### PROBLEM DETAILS
Quote every line as given.
>> BEGIN DATA IN THIS EXERCISE
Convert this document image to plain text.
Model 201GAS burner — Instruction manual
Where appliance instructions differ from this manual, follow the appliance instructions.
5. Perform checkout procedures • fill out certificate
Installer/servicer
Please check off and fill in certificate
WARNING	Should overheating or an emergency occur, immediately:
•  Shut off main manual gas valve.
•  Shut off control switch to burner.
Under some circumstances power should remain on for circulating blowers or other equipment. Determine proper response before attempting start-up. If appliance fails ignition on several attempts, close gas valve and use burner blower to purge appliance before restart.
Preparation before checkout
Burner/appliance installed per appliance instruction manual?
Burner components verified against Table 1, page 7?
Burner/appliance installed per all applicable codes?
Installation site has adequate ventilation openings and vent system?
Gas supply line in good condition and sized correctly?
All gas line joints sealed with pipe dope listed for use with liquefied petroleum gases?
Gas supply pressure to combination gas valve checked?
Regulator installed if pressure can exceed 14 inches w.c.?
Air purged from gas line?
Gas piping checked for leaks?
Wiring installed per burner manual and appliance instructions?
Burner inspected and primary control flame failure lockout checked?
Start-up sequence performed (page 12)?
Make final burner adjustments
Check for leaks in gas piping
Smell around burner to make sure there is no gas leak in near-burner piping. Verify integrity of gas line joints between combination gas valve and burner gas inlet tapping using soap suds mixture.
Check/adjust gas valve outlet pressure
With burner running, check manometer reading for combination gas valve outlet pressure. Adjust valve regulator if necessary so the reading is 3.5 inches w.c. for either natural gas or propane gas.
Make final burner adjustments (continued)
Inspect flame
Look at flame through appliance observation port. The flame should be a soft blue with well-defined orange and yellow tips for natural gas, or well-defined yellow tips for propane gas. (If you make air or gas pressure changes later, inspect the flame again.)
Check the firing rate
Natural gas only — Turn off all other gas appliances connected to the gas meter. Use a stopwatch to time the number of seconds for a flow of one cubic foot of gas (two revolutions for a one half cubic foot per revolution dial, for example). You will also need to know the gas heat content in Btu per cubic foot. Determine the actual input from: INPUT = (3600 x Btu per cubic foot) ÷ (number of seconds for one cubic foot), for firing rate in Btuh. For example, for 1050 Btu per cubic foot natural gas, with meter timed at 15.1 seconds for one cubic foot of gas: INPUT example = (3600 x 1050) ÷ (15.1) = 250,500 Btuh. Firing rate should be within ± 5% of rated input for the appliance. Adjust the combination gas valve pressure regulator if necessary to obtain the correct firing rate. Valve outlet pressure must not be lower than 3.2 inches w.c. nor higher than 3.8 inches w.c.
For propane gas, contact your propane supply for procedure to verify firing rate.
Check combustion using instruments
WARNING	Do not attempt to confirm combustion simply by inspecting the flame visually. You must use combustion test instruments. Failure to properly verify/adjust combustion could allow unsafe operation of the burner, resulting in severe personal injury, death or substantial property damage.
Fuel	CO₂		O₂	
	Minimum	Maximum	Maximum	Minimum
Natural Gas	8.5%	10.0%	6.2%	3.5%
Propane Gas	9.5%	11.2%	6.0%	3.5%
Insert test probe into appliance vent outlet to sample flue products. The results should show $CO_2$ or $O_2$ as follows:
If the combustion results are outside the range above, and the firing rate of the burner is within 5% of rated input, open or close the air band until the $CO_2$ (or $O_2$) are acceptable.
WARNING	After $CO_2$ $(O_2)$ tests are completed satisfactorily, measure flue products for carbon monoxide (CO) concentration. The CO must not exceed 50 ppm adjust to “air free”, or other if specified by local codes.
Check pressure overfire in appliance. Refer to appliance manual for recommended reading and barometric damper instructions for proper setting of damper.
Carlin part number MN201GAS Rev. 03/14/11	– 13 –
>> END DATA IN THIS EXERCISE
### WRITTEN RESPONSE
Convert this document image to plain text.
Model 201GAS burner — Instruction manual
Where appliance instructions differ from this manual, follow the appliance instructions.
5. Perform checkout procedures • fill out certificate
Installer/servicer
Please check off and fill in certificate
WARNING	Should overheating or an emergency occur, immediately:
•  Shut off main manual gas valve.
•  Shut off control switch to burner.
Under some circumstances power should remain on for circulating blowers or other equipment. Determine proper response before attempting start-up. If appliance fails ignition on several attempts, close gas valve and use burner blower to purge appliance before restart.
Preparation before checkout
Burner/appliance installed per appliance instruction manual?
Burner components verified against Table 1, page 7?
Burner/appliance installed per all applicable codes?
Installation site has adequate ventilation openings and vent system?
Gas supply line in good condition and sized correctly?
All gas line joints sealed with pipe dope listed for use with liquefied petroleum gases?
Gas supply pressure to combination gas valve checked?
Regulator installed if pressure can exceed 14 inches w.c.?
Air purged from gas line?
Gas piping checked for leaks?
Wiring installed per burner manual and appliance instructions?
Burner inspected and primary control flame failure lockout checked?
Start-up sequence performed (page 12)?
Make final burner adjustments
Check for leaks in gas piping
Smell around burner to make sure there is no gas leak in near-burner piping. Verify integrity of gas line joints between combination gas valve and burner gas inlet tapping using soap suds mixture.
Check/adjust gas valve outlet pressure
With burner running, check manometer reading for combination gas valve outlet pressure. Adjust valve regulator if necessary so the reading is 3.5 inches w.c. for either natural gas or propane gas.
Make final burner adjustments (continued)
Inspect flame
Look at flame through appliance observation port. The flame should be a soft blue with well-defined orange and yellow tips for natural gas, or well-defined yellow tips for propane gas. (If you make air or gas pressure changes later, inspect the flame again.)
Check the firing rate
Natural gas only — Turn off all other gas appliances connected to the gas meter. Use a stopwatch to time the number of seconds for a flow of one cubic foot of gas (two revolutions for a one half cubic foot per revolution dial, for example). You will also need to know the gas heat content in Btu per cubic foot. Determine the actual input from: INPUT = (3600 x Btu per cubic foot) ÷ (number of seconds for one cubic foot), for firing rate in Btuh. For example, for 1050 Btu per cubic foot natural gas, with meter timed at 15.1 seconds for one cubic foot of gas: INPUT example = (3600 x 1050) ÷ (15.1) = 250,500 Btuh. Firing rate should be within ± 5% of rated input for the appliance. Adjust the combination gas valve pressure regulator if necessary to obtain the correct firing rate. Valve outlet pressure must not be lower than 3.2 inches w.c. nor higher than 3.8 inches w.c.
For propane gas, contact your propane supply for procedure to verify firing rate.
Check combustion using instruments
WARNING	Do not attempt to confirm combustion simply by inspecting the flame visually. You must use combustion test instruments. Failure to properly verify/adjust combustion could allow unsafe operation of the burner, resulting in severe personal injury, death or substantial property damage.
Fuel	CO₂		O₂	
	Minimum	Maximum	Maximum	Minimum
Natural Gas	8.5%	10.0%	6.2%	3.5%
Propane Gas	9.5%	11.2%	6.0%	3.5%
Insert test probe into appliance vent outlet to sample flue products. The results should show $CO_2$ or $O_2$ as follows:
If the combustion results are outside the range above, and the firing rate of the burner is within 5% of rated input, open or close the air band until the $CO_2$ (or $O_2$) are acceptable.
WARNING	After $CO_2$ $(O_2)$ tests are completed satisfactorily, measure flue products for carbon monoxide (CO) concentration. The CO must not exceed 50 ppm adjust to “air free”, or other if specified by local codes.
Check pressure overfire in appliance. Refer to appliance manual for recommended reading and barometric damper instructions for proper setting of damper.
Carlin part number MN201GAS Rev. 03/14/11	– 13 –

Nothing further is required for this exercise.